Task:
Looking at the data below, count the lines that contain the string "JSON". Write only the total.

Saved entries
-- START --

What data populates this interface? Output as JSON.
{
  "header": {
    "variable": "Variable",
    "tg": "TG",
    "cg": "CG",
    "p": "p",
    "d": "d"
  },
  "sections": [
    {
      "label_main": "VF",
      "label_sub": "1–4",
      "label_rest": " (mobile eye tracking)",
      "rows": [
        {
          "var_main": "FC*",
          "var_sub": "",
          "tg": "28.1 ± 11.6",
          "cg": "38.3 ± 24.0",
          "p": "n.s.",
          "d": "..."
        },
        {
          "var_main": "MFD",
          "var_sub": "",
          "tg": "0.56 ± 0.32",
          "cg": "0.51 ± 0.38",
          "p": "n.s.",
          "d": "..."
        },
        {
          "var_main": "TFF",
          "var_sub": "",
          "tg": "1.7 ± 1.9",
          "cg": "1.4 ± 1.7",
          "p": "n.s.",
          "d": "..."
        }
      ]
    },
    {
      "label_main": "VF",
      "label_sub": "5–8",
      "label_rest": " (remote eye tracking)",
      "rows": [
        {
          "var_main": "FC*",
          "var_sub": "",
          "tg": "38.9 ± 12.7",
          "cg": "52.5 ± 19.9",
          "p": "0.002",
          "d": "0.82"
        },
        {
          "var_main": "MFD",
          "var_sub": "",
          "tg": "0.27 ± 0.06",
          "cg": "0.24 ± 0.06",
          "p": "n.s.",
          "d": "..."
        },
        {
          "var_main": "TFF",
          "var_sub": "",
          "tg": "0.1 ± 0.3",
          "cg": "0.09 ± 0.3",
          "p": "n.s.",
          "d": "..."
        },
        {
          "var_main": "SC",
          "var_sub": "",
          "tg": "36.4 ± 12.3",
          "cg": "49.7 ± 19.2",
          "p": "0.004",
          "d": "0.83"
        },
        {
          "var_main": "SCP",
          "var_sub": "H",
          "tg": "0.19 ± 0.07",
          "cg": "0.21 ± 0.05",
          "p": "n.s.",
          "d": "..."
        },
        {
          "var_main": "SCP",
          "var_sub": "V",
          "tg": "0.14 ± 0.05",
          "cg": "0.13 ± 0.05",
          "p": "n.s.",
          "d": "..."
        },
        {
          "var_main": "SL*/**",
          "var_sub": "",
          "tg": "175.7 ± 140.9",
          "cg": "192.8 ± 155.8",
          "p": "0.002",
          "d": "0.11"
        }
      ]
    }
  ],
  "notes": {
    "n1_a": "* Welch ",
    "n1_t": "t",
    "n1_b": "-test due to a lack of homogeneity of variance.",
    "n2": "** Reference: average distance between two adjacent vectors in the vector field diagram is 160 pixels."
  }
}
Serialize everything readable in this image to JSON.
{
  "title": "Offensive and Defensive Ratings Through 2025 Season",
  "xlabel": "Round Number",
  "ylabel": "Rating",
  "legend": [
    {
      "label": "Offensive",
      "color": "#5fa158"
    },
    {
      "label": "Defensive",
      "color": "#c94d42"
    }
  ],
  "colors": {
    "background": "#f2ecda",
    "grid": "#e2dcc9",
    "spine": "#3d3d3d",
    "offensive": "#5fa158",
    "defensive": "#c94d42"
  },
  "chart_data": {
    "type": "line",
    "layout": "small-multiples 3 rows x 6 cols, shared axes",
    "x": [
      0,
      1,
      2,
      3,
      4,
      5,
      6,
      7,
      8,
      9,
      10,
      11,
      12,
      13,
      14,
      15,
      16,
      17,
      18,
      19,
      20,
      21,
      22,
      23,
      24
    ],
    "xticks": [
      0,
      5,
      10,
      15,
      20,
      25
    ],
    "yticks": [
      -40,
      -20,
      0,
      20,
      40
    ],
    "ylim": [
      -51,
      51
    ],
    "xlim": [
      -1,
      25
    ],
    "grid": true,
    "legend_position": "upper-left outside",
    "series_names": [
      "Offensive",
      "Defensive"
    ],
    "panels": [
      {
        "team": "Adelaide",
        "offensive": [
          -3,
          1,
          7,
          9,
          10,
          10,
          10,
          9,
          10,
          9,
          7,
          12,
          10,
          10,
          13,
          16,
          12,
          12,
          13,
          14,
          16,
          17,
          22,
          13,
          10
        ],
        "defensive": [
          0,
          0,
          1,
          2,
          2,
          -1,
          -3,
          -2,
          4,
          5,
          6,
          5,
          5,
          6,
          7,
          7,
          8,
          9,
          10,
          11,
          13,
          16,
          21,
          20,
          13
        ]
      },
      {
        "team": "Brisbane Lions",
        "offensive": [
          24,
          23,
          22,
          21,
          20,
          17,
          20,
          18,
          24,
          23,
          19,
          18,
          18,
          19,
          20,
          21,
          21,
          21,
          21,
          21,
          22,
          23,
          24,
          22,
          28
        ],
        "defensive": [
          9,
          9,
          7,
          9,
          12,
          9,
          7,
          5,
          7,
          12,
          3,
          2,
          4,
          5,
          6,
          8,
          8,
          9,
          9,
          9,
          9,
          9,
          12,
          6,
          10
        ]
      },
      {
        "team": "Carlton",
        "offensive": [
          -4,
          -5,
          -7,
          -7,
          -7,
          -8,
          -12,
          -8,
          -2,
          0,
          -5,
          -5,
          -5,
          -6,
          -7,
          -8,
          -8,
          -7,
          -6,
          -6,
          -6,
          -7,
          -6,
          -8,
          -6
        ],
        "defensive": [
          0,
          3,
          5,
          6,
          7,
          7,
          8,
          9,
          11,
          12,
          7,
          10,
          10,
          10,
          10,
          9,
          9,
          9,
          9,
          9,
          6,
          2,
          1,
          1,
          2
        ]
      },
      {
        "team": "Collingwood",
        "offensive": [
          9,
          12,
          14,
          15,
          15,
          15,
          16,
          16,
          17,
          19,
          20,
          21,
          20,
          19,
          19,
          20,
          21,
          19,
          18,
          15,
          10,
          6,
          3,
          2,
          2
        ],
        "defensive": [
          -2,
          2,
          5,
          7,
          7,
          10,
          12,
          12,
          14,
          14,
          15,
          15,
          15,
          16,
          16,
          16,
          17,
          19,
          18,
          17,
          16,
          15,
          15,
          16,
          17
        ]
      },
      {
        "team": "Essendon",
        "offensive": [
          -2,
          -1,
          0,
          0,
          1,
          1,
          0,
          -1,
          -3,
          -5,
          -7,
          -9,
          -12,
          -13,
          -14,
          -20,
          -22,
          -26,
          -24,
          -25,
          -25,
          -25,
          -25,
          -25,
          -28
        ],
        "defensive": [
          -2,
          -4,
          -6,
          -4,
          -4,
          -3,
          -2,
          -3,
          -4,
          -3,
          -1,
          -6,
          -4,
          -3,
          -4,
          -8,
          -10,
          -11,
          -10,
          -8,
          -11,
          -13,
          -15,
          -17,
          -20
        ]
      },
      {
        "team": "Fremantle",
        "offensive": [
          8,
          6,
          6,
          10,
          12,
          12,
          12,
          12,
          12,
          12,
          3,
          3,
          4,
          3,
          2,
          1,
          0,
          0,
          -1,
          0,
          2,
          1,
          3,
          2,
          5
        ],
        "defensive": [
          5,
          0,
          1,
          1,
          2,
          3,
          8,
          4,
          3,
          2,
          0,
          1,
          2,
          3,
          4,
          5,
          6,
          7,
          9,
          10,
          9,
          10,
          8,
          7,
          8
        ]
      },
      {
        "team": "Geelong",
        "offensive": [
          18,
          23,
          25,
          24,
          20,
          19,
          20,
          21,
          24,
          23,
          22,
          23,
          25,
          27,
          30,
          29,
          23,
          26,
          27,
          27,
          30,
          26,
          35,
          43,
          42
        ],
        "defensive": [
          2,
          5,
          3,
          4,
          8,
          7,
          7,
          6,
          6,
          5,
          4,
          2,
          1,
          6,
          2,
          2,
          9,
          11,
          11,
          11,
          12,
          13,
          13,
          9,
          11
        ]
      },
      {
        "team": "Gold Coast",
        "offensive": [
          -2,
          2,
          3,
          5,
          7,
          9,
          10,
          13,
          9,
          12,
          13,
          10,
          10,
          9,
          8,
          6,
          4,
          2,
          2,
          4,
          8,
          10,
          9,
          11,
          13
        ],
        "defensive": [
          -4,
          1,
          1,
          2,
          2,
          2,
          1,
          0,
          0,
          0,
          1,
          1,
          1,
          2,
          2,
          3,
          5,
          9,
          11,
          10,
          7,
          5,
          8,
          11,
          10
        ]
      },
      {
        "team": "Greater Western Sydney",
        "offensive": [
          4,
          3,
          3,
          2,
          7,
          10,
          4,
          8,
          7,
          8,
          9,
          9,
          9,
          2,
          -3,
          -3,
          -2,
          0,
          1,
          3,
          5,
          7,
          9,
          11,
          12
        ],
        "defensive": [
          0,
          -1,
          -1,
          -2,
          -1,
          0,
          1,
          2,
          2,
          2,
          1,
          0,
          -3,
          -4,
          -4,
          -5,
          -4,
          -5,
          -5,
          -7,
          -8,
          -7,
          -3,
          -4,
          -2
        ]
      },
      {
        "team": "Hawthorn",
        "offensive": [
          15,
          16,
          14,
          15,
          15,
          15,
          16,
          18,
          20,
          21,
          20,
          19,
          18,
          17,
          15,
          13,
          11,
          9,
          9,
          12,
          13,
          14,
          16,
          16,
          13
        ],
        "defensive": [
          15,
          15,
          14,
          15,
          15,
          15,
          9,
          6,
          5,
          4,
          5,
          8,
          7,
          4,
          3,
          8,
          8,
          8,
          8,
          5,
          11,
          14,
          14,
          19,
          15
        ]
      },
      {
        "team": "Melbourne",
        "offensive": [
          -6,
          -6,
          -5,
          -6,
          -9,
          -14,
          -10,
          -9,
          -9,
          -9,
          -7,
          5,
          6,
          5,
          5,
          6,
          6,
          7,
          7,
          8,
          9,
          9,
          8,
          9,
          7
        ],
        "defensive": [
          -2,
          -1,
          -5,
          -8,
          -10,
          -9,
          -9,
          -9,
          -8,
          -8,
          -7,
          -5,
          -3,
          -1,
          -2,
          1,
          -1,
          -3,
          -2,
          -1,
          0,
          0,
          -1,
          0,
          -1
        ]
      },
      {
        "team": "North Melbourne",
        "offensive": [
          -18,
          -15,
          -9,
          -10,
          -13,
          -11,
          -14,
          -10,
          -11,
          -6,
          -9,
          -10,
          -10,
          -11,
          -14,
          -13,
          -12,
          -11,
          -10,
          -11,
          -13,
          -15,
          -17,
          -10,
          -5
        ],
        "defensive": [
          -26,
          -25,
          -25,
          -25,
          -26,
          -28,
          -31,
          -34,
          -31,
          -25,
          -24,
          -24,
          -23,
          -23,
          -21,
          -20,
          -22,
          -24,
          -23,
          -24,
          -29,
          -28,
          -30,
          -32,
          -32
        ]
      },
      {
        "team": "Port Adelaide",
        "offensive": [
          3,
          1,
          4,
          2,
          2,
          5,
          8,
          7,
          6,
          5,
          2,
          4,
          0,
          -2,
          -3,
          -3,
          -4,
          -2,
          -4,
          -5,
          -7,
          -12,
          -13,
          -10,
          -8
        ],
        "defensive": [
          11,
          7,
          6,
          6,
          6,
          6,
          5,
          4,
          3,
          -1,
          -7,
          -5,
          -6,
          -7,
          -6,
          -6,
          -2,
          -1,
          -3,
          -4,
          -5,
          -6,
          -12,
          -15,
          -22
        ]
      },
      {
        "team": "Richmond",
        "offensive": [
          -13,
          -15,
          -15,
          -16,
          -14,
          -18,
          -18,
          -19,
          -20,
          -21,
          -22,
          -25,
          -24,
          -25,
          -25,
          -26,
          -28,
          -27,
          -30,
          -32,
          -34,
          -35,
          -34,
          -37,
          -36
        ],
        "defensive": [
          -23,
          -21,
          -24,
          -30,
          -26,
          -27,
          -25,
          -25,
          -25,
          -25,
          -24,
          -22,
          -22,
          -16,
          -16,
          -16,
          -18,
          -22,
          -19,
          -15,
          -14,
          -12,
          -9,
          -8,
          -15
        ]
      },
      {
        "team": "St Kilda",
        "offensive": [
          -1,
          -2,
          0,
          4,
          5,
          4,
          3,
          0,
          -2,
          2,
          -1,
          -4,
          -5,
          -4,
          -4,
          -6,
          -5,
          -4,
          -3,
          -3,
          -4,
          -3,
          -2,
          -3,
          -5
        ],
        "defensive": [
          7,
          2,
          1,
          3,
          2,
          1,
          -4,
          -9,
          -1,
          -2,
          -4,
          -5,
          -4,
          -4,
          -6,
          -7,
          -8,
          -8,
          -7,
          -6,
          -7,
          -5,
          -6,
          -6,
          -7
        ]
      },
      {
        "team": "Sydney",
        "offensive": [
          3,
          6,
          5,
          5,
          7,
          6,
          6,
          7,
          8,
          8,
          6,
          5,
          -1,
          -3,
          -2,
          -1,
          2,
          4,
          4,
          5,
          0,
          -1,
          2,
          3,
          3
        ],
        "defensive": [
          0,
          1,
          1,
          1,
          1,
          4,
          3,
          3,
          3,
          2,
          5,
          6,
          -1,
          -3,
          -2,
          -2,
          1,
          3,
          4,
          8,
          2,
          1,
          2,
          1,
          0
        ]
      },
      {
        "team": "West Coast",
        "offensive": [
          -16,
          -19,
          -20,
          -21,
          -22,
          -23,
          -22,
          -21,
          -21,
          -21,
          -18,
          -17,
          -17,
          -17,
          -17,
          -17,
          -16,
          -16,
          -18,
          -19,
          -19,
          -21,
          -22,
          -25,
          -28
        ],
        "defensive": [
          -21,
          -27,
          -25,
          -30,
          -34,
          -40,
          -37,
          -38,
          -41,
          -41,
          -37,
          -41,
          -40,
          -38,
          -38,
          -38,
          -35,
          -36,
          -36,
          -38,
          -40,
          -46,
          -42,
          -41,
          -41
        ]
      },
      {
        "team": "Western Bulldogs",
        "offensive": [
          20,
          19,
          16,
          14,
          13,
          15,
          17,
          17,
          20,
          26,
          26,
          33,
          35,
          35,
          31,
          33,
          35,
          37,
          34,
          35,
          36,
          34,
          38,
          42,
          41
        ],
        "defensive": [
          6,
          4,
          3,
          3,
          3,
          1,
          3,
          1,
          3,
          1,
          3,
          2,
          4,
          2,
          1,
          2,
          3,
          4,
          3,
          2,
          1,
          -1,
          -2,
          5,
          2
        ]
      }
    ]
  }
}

-- END --

Final answer:
2